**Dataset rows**
# # # # #
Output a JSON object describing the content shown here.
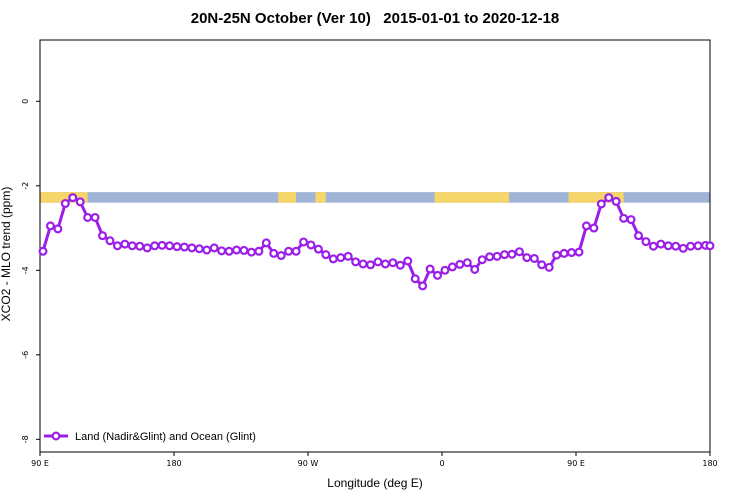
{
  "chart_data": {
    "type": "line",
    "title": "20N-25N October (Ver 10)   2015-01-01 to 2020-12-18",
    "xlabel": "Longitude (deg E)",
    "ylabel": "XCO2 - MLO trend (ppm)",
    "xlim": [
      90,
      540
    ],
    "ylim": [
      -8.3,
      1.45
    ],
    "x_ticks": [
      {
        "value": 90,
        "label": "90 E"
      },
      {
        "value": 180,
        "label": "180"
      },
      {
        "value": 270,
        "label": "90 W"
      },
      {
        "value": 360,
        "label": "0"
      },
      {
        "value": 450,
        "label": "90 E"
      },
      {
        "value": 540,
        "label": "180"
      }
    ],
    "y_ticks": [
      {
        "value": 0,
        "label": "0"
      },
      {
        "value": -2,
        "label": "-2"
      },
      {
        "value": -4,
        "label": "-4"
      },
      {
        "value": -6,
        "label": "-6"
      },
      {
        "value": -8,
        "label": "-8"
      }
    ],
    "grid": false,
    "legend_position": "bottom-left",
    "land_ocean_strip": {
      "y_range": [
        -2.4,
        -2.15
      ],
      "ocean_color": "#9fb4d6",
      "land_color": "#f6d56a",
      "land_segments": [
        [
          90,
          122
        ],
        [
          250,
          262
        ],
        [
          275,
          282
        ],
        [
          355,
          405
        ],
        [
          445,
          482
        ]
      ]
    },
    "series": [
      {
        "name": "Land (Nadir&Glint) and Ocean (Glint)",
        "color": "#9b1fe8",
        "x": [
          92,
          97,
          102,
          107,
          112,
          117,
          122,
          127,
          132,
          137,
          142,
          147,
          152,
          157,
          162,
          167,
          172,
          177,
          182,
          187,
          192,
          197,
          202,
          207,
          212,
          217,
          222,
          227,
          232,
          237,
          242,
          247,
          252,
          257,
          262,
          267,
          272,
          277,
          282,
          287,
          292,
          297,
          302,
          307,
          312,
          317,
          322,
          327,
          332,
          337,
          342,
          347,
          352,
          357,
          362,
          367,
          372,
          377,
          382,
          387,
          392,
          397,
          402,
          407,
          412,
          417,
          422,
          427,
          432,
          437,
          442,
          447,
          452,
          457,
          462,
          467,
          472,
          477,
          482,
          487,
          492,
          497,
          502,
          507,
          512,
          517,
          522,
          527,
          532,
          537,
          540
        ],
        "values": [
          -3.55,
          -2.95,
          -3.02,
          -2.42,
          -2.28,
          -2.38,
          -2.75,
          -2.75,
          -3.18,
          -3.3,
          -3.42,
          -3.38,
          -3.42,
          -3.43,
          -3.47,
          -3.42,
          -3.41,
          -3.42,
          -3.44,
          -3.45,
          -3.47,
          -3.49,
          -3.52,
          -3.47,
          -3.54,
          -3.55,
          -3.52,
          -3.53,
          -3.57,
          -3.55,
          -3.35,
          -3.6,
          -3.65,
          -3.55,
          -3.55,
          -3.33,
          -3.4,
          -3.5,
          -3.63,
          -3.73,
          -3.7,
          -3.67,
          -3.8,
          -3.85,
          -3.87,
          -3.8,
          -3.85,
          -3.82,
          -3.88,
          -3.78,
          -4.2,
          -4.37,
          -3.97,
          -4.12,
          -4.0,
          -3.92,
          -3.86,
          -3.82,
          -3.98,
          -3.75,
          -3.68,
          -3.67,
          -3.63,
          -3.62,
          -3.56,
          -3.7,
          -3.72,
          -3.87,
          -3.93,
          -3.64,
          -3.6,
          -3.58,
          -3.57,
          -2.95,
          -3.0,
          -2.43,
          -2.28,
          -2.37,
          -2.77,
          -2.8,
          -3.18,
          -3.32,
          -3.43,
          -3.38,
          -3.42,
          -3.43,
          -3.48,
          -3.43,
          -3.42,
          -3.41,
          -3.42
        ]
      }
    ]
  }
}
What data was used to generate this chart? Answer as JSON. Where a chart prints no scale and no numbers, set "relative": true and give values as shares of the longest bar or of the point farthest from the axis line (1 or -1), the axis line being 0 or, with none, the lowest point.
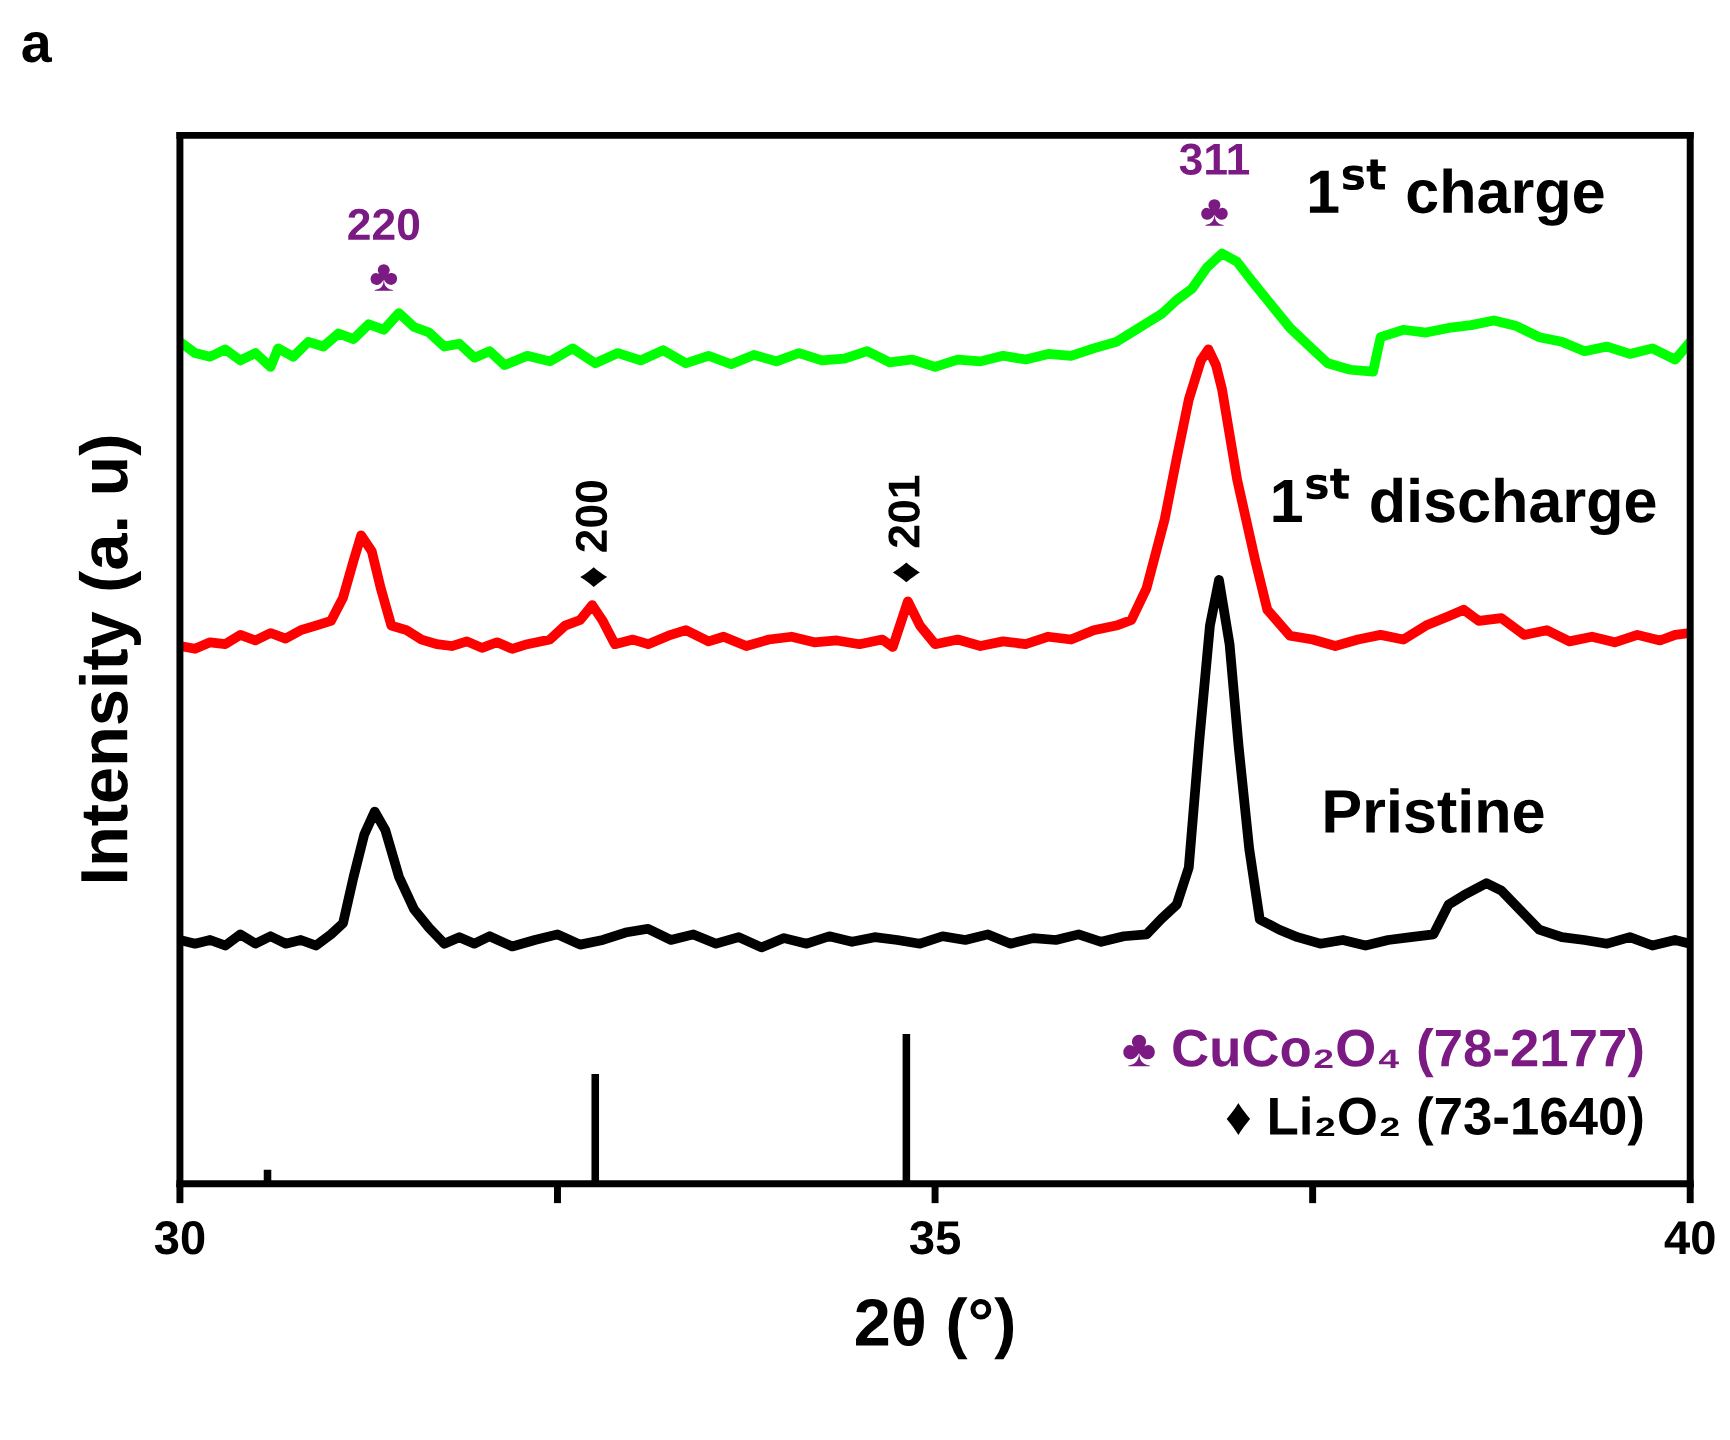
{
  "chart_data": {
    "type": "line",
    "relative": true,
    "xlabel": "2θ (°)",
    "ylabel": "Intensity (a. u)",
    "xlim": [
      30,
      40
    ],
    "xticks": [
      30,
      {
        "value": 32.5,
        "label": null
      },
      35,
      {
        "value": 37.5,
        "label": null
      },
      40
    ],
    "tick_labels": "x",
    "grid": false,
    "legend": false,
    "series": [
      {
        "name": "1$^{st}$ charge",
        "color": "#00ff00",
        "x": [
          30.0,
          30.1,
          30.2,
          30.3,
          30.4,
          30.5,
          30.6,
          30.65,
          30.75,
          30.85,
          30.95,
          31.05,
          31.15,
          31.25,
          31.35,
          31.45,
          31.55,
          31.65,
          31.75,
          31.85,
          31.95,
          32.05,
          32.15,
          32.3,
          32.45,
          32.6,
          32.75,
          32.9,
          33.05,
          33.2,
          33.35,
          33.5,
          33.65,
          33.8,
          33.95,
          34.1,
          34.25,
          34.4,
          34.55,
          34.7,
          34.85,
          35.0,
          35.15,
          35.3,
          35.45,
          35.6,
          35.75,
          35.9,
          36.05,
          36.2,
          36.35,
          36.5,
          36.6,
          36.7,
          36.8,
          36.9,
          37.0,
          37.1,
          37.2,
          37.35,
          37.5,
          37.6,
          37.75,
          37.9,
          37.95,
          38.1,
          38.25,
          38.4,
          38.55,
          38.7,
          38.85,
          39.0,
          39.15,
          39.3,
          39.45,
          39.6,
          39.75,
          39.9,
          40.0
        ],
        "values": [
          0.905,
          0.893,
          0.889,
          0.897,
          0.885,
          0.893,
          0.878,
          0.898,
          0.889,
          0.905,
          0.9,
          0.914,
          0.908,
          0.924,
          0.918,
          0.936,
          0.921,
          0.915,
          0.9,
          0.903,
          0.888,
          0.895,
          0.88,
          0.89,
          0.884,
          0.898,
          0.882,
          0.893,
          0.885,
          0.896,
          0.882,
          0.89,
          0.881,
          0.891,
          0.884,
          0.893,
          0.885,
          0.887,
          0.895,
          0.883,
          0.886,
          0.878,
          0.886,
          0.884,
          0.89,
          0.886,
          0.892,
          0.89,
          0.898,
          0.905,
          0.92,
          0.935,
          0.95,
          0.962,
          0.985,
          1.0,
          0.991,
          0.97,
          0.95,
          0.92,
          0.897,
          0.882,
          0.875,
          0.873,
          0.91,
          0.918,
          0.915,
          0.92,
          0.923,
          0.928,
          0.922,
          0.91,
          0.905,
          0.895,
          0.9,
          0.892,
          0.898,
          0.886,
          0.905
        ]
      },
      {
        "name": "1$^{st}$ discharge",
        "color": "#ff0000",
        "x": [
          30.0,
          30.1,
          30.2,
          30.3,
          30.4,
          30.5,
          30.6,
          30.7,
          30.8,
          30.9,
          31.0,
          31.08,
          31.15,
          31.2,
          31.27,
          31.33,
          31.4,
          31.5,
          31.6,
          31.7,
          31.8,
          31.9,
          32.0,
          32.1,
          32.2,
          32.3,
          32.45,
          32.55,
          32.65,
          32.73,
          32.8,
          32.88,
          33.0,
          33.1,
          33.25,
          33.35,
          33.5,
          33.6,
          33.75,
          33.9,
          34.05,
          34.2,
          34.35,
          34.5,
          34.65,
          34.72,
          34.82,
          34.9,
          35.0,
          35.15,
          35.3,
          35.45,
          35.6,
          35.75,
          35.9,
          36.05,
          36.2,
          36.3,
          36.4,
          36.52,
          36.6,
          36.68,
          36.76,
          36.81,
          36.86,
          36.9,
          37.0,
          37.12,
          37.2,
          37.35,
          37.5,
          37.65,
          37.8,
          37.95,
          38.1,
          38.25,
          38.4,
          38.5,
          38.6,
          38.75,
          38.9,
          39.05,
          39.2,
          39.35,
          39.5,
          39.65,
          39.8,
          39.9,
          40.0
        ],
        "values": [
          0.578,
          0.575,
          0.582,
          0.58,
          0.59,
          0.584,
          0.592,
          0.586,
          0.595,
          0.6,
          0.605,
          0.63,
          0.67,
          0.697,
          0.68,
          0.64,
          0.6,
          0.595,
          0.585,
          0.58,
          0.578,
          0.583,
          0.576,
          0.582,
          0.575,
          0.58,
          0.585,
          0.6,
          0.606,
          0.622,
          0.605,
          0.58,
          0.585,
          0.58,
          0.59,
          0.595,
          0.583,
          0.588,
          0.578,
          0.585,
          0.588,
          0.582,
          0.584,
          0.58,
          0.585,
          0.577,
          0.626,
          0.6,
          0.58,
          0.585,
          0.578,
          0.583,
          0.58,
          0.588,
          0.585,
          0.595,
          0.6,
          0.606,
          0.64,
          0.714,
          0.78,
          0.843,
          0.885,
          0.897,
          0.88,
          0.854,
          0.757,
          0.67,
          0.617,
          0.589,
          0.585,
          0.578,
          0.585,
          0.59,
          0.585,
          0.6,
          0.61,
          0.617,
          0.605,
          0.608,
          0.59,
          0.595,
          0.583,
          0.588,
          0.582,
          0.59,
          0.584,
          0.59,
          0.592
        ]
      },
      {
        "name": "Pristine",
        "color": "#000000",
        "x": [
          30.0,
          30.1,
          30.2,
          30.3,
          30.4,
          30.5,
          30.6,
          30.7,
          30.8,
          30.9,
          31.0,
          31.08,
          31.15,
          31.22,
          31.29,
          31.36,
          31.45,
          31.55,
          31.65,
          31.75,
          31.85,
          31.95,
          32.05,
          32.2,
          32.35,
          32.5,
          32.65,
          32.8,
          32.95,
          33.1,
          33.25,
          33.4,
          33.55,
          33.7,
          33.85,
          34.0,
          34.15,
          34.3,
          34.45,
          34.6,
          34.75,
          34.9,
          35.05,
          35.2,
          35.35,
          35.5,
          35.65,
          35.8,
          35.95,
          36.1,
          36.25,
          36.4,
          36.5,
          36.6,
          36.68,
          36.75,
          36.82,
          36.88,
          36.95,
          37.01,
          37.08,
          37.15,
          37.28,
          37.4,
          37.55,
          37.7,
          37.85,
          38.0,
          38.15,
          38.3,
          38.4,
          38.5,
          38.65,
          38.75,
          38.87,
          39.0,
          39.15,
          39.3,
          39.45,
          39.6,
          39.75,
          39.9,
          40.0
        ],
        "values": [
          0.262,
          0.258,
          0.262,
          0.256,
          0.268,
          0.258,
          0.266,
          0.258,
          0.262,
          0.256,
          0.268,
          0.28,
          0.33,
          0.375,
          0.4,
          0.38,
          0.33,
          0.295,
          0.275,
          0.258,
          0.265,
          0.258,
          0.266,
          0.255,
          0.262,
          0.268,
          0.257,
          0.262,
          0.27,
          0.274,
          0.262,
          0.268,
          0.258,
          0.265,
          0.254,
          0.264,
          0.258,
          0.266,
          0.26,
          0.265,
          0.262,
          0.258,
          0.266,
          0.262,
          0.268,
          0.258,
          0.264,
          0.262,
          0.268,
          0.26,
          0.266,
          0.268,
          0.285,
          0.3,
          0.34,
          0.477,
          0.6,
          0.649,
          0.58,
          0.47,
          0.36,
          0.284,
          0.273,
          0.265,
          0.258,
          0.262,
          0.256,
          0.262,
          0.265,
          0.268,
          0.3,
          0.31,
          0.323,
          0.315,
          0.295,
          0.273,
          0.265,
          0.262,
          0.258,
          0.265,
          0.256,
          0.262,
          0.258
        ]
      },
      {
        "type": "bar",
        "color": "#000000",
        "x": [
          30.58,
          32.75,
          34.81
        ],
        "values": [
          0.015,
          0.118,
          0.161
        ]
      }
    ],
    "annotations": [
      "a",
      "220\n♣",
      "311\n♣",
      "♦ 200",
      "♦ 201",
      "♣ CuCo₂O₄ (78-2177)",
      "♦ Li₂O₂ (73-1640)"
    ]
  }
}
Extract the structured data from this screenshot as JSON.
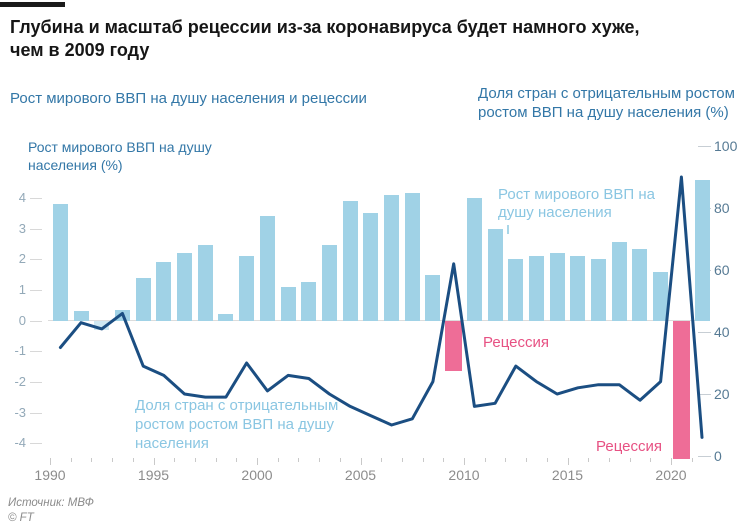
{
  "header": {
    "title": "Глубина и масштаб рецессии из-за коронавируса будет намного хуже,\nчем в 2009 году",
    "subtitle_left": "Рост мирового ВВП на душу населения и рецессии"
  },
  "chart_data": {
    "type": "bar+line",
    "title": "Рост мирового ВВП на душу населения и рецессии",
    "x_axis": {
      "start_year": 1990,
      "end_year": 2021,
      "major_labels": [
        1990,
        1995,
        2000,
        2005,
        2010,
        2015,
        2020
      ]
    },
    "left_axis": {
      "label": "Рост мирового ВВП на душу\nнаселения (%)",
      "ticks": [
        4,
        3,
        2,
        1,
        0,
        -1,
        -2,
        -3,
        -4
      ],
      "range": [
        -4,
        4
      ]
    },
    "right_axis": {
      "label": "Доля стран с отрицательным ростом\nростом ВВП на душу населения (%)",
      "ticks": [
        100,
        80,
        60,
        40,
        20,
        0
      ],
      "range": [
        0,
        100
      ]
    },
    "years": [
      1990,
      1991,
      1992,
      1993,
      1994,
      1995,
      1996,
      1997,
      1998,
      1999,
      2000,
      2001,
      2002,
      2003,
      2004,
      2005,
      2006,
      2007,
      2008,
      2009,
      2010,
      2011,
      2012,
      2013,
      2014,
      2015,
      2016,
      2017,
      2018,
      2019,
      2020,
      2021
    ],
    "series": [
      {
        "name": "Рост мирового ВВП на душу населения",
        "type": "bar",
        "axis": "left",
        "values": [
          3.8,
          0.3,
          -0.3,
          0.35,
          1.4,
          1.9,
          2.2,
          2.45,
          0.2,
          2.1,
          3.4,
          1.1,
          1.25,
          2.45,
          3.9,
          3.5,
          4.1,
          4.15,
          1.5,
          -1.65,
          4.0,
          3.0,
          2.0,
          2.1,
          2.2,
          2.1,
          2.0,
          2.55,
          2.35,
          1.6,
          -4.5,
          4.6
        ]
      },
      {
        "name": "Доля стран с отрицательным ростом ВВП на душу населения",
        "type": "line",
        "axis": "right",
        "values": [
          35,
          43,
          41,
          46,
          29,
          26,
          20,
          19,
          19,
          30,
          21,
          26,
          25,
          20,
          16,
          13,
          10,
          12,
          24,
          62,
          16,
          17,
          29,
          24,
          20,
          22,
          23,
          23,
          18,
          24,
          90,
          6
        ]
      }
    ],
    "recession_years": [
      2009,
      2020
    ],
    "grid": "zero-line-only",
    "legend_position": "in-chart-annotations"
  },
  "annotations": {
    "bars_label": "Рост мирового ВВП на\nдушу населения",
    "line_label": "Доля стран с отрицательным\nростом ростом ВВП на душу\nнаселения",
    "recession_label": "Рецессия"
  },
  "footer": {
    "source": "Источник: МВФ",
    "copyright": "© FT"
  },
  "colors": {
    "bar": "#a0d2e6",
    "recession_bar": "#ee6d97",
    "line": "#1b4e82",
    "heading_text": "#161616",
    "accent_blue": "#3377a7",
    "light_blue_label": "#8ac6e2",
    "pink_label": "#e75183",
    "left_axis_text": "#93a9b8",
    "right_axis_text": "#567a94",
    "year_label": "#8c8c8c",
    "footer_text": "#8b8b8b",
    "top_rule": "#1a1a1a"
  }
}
# # # # #
**EXERCISE PROMPT**
Among these entries, how many lines include the string "name"? Reply with the number by itself.

**FULL RESPONSE**
6